### STATED PROBLEM
Give the listing below again in full, exactly as written.

* begin EXERCISE MATERIAL *

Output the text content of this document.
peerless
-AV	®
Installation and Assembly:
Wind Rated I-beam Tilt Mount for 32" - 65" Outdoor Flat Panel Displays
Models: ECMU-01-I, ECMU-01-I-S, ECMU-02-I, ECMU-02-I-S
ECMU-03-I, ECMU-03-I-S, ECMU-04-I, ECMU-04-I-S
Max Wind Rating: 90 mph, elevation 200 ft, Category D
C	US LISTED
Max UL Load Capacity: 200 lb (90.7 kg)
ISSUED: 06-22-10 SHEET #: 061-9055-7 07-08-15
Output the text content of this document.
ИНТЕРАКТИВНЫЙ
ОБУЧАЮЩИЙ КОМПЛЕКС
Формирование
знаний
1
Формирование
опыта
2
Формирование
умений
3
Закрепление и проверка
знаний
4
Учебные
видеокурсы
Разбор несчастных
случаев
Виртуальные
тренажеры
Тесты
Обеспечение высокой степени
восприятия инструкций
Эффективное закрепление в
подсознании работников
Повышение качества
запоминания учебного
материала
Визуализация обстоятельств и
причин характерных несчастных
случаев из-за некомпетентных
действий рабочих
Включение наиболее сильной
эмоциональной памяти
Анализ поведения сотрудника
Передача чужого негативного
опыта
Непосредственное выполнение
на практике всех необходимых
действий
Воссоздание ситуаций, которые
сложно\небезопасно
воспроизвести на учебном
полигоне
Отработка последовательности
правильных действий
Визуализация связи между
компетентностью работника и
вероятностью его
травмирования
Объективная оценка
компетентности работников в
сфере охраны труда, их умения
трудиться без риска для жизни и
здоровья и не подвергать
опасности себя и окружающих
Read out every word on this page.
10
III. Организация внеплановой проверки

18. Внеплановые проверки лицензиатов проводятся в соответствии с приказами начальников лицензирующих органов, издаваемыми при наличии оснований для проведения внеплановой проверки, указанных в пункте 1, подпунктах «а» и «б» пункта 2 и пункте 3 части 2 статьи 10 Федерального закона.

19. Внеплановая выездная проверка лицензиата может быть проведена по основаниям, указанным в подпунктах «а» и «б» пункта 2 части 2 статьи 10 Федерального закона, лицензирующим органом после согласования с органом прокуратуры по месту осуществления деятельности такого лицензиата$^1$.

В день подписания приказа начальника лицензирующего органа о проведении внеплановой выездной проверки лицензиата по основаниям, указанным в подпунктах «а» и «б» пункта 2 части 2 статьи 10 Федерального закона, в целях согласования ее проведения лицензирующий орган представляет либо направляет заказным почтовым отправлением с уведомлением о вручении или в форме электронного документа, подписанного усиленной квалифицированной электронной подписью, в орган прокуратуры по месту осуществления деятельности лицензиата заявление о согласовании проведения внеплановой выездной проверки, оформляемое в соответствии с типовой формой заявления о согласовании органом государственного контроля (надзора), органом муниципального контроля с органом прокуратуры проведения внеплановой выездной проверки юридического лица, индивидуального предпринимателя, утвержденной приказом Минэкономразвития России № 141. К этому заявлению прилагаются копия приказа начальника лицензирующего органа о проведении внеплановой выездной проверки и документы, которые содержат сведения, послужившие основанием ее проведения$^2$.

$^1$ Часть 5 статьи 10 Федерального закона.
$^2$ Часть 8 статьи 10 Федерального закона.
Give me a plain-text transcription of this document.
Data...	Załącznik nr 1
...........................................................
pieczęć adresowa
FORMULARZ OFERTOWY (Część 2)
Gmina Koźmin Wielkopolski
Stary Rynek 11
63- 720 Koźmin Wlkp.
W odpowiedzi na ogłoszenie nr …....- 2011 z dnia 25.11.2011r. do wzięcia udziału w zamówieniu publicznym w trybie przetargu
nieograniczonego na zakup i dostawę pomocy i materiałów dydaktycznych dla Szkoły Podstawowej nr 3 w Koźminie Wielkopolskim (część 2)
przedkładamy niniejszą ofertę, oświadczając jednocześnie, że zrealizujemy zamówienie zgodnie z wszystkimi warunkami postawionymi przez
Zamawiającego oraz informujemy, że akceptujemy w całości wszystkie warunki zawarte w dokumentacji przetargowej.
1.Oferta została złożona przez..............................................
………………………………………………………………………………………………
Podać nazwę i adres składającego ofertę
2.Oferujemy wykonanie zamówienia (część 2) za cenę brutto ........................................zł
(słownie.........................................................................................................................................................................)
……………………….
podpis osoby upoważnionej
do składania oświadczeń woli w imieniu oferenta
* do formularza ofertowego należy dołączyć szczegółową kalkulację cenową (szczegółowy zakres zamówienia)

* end EXERCISE MATERIAL *

### WRITTEN SOLUTION
Output the text content of this document.
peerless
-AV	®
Installation and Assembly:
Wind Rated I-beam Tilt Mount for 32" - 65" Outdoor Flat Panel Displays
Models: ECMU-01-I, ECMU-01-I-S, ECMU-02-I, ECMU-02-I-S
ECMU-03-I, ECMU-03-I-S, ECMU-04-I, ECMU-04-I-S
Max Wind Rating: 90 mph, elevation 200 ft, Category D
C	US LISTED
Max UL Load Capacity: 200 lb (90.7 kg)
ISSUED: 06-22-10 SHEET #: 061-9055-7 07-08-15
Output the text content of this document.
ИНТЕРАКТИВНЫЙ
ОБУЧАЮЩИЙ КОМПЛЕКС
Формирование
знаний
1
Формирование
опыта
2
Формирование
умений
3
Закрепление и проверка
знаний
4
Учебные
видеокурсы
Разбор несчастных
случаев
Виртуальные
тренажеры
Тесты
Обеспечение высокой степени
восприятия инструкций
Эффективное закрепление в
подсознании работников
Повышение качества
запоминания учебного
материала
Визуализация обстоятельств и
причин характерных несчастных
случаев из-за некомпетентных
действий рабочих
Включение наиболее сильной
эмоциональной памяти
Анализ поведения сотрудника
Передача чужого негативного
опыта
Непосредственное выполнение
на практике всех необходимых
действий
Воссоздание ситуаций, которые
сложно\небезопасно
воспроизвести на учебном
полигоне
Отработка последовательности
правильных действий
Визуализация связи между
компетентностью работника и
вероятностью его
травмирования
Объективная оценка
компетентности работников в
сфере охраны труда, их умения
трудиться без риска для жизни и
здоровья и не подвергать
опасности себя и окружающих
Read out every word on this page.
10
III. Организация внеплановой проверки

18. Внеплановые проверки лицензиатов проводятся в соответствии с приказами начальников лицензирующих органов, издаваемыми при наличии оснований для проведения внеплановой проверки, указанных в пункте 1, подпунктах «а» и «б» пункта 2 и пункте 3 части 2 статьи 10 Федерального закона.

19. Внеплановая выездная проверка лицензиата может быть проведена по основаниям, указанным в подпунктах «а» и «б» пункта 2 части 2 статьи 10 Федерального закона, лицензирующим органом после согласования с органом прокуратуры по месту осуществления деятельности такого лицензиата$^1$.

В день подписания приказа начальника лицензирующего органа о проведении внеплановой выездной проверки лицензиата по основаниям, указанным в подпунктах «а» и «б» пункта 2 части 2 статьи 10 Федерального закона, в целях согласования ее проведения лицензирующий орган представляет либо направляет заказным почтовым отправлением с уведомлением о вручении или в форме электронного документа, подписанного усиленной квалифицированной электронной подписью, в орган прокуратуры по месту осуществления деятельности лицензиата заявление о согласовании проведения внеплановой выездной проверки, оформляемое в соответствии с типовой формой заявления о согласовании органом государственного контроля (надзора), органом муниципального контроля с органом прокуратуры проведения внеплановой выездной проверки юридического лица, индивидуального предпринимателя, утвержденной приказом Минэкономразвития России № 141. К этому заявлению прилагаются копия приказа начальника лицензирующего органа о проведении внеплановой выездной проверки и документы, которые содержат сведения, послужившие основанием ее проведения$^2$.

$^1$ Часть 5 статьи 10 Федерального закона.
$^2$ Часть 8 статьи 10 Федерального закона.
Give me a plain-text transcription of this document.
Data...	Załącznik nr 1
...........................................................
pieczęć adresowa
FORMULARZ OFERTOWY (Część 2)
Gmina Koźmin Wielkopolski
Stary Rynek 11
63- 720 Koźmin Wlkp.
W odpowiedzi na ogłoszenie nr …....- 2011 z dnia 25.11.2011r. do wzięcia udziału w zamówieniu publicznym w trybie przetargu
nieograniczonego na zakup i dostawę pomocy i materiałów dydaktycznych dla Szkoły Podstawowej nr 3 w Koźminie Wielkopolskim (część 2)
przedkładamy niniejszą ofertę, oświadczając jednocześnie, że zrealizujemy zamówienie zgodnie z wszystkimi warunkami postawionymi przez
Zamawiającego oraz informujemy, że akceptujemy w całości wszystkie warunki zawarte w dokumentacji przetargowej.
1.Oferta została złożona przez..............................................
………………………………………………………………………………………………
Podać nazwę i adres składającego ofertę
2.Oferujemy wykonanie zamówienia (część 2) za cenę brutto ........................................zł
(słownie.........................................................................................................................................................................)
……………………….
podpis osoby upoważnionej
do składania oświadczeń woli w imieniu oferenta
* do formularza ofertowego należy dołączyć szczegółową kalkulację cenową (szczegółowy zakres zamówienia)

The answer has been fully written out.